▶ Dataset content

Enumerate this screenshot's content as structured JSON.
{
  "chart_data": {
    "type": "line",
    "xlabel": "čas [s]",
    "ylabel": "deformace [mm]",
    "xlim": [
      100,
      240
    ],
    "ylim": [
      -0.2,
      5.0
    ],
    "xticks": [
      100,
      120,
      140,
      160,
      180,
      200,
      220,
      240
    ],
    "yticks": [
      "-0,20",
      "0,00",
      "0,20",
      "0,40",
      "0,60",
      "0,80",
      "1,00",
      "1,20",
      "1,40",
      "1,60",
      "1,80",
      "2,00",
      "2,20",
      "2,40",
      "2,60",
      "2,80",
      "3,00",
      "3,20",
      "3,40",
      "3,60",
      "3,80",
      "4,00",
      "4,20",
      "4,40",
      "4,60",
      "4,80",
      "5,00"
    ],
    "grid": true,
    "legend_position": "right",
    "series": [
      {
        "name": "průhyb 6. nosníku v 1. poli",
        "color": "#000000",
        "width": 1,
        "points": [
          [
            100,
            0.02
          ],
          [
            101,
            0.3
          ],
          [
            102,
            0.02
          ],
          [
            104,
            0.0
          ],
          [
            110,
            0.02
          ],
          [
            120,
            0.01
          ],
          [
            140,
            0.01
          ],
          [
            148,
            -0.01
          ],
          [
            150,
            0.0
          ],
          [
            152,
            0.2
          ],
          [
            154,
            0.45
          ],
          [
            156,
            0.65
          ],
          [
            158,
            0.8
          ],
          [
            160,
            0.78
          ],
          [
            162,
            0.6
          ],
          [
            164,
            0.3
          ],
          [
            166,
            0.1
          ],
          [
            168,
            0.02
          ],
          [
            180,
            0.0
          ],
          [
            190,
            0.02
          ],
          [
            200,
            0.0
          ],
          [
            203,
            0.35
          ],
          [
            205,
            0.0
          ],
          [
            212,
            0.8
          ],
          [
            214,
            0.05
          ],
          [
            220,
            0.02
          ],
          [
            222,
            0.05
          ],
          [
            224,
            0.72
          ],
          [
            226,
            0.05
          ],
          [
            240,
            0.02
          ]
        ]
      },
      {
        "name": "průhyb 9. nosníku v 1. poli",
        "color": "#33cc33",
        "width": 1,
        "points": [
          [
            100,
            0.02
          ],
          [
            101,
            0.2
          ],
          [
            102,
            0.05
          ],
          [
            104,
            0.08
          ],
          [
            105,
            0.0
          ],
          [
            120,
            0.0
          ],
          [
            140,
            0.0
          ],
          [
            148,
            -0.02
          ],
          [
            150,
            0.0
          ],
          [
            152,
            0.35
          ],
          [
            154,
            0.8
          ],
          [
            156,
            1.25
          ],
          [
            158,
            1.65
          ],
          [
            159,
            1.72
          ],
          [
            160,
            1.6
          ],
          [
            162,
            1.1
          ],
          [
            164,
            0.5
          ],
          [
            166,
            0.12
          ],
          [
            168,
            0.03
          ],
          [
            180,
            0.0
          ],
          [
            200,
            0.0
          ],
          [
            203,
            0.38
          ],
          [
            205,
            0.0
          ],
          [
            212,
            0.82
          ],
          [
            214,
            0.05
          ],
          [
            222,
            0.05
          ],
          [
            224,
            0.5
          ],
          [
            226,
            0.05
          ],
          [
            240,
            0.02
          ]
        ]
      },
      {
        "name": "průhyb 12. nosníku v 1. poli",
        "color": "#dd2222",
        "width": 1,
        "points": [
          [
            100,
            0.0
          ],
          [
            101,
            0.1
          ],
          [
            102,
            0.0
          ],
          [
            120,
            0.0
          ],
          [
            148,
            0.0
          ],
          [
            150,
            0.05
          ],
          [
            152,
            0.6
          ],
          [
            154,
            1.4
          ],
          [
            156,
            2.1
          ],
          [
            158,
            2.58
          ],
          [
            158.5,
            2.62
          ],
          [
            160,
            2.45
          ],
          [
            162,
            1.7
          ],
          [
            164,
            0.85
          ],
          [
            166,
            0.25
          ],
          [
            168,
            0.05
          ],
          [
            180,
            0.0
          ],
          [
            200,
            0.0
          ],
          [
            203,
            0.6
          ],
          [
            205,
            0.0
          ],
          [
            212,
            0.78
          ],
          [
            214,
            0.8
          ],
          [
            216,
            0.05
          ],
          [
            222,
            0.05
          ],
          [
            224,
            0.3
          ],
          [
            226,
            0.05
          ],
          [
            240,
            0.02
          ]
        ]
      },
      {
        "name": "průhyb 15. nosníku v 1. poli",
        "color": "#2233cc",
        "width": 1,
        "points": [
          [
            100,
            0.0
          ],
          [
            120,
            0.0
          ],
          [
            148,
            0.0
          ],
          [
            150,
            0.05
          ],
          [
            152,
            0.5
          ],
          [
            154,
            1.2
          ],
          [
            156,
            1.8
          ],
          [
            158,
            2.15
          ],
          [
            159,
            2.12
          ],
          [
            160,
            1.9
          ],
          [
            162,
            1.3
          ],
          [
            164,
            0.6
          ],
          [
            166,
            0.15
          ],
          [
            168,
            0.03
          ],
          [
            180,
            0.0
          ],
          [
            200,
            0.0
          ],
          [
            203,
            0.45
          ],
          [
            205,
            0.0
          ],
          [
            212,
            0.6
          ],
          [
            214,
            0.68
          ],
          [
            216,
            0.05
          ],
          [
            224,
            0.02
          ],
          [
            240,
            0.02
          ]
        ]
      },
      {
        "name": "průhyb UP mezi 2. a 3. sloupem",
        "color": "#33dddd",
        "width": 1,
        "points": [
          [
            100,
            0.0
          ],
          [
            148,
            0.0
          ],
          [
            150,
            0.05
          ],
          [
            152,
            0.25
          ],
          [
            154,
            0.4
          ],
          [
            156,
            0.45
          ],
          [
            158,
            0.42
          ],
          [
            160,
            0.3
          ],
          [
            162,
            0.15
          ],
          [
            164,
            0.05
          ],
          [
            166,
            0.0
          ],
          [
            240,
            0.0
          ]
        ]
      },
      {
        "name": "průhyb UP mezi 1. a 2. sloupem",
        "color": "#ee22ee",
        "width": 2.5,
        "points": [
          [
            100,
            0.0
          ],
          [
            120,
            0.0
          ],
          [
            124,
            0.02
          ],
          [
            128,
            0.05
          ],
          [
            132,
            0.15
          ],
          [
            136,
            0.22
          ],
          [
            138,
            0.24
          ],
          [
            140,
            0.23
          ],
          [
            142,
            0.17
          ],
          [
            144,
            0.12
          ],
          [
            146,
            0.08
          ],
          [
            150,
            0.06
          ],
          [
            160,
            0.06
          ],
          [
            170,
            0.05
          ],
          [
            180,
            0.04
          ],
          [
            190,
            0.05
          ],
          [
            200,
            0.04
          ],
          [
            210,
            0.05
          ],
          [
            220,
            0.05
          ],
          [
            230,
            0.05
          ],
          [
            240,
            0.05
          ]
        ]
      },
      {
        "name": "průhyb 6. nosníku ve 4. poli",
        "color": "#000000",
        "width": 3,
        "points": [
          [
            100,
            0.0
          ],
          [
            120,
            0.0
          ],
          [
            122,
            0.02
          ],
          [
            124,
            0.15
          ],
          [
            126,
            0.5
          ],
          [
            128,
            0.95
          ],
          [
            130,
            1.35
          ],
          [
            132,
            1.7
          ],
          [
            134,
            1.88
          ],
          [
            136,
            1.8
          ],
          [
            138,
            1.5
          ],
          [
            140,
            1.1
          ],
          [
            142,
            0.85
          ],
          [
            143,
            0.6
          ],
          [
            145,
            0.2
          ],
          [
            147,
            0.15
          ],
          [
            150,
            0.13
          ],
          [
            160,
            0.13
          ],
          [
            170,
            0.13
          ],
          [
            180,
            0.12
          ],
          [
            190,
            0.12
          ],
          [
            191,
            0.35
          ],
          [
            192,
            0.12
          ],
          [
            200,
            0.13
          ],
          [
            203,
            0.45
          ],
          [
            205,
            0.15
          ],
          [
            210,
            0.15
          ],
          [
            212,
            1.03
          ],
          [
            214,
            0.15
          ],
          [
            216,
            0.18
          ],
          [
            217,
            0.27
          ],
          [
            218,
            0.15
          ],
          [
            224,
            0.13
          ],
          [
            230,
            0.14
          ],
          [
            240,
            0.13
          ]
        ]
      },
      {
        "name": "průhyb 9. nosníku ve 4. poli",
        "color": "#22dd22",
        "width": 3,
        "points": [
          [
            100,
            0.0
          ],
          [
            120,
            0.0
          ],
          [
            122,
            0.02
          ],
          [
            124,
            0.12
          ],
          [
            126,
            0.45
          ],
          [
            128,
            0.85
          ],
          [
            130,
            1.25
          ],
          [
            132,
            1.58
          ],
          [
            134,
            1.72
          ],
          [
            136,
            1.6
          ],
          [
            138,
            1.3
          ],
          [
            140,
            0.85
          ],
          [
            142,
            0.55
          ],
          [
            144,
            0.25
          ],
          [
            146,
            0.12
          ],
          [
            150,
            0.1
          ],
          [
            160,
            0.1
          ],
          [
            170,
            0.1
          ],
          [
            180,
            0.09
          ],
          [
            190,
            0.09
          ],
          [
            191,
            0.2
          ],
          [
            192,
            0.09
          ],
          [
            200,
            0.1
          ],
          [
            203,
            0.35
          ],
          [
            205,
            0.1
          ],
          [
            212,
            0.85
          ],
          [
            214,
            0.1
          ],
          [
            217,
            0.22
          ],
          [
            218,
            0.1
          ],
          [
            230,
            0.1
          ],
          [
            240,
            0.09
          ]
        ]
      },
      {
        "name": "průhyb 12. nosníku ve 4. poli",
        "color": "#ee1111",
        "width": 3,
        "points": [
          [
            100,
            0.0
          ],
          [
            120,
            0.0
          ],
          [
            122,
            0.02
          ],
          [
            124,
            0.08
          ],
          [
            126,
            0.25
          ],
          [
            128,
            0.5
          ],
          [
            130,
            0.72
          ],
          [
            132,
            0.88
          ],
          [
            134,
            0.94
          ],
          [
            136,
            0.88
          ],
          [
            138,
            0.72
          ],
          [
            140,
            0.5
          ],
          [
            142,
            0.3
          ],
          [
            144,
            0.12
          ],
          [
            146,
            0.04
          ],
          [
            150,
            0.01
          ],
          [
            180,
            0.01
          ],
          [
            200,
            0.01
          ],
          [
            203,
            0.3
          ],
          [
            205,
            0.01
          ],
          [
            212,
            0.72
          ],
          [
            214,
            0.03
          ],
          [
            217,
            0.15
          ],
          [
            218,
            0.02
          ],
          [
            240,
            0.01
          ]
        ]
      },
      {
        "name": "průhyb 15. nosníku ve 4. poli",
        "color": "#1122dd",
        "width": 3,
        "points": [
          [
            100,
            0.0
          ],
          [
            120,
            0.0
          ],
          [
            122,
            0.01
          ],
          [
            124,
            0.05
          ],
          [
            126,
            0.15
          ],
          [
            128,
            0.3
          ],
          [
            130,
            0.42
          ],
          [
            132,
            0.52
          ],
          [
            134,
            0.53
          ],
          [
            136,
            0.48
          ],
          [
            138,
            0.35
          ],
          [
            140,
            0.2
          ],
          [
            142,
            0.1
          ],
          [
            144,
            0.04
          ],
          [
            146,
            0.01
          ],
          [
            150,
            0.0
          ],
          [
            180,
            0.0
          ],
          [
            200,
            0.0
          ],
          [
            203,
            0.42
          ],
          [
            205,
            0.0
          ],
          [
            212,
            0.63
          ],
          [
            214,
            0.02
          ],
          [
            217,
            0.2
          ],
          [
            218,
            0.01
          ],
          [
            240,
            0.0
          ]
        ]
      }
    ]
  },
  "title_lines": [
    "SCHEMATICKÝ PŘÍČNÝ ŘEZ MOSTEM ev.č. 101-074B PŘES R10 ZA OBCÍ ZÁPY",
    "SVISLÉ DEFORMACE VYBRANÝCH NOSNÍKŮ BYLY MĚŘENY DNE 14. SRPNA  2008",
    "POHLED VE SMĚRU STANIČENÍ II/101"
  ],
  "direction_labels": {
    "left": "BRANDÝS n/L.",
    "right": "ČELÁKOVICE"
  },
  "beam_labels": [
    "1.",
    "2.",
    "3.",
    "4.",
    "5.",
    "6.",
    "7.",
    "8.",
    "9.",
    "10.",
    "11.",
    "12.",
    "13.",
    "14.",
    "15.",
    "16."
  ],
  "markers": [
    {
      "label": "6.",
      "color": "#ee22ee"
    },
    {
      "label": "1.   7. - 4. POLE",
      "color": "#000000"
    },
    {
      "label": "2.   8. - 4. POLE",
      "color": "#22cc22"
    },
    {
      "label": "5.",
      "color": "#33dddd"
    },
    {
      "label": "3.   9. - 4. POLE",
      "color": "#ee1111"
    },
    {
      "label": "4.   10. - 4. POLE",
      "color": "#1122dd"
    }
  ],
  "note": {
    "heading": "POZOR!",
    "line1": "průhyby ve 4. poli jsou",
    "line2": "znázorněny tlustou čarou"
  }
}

▶ Task goal
Read the entries and select each line where the word "mezi" is found.

▶ In response
        "name": "průhyb UP mezi 2. a 3. sloupem",
        "name": "průhyb UP mezi 1. a 2. sloupem",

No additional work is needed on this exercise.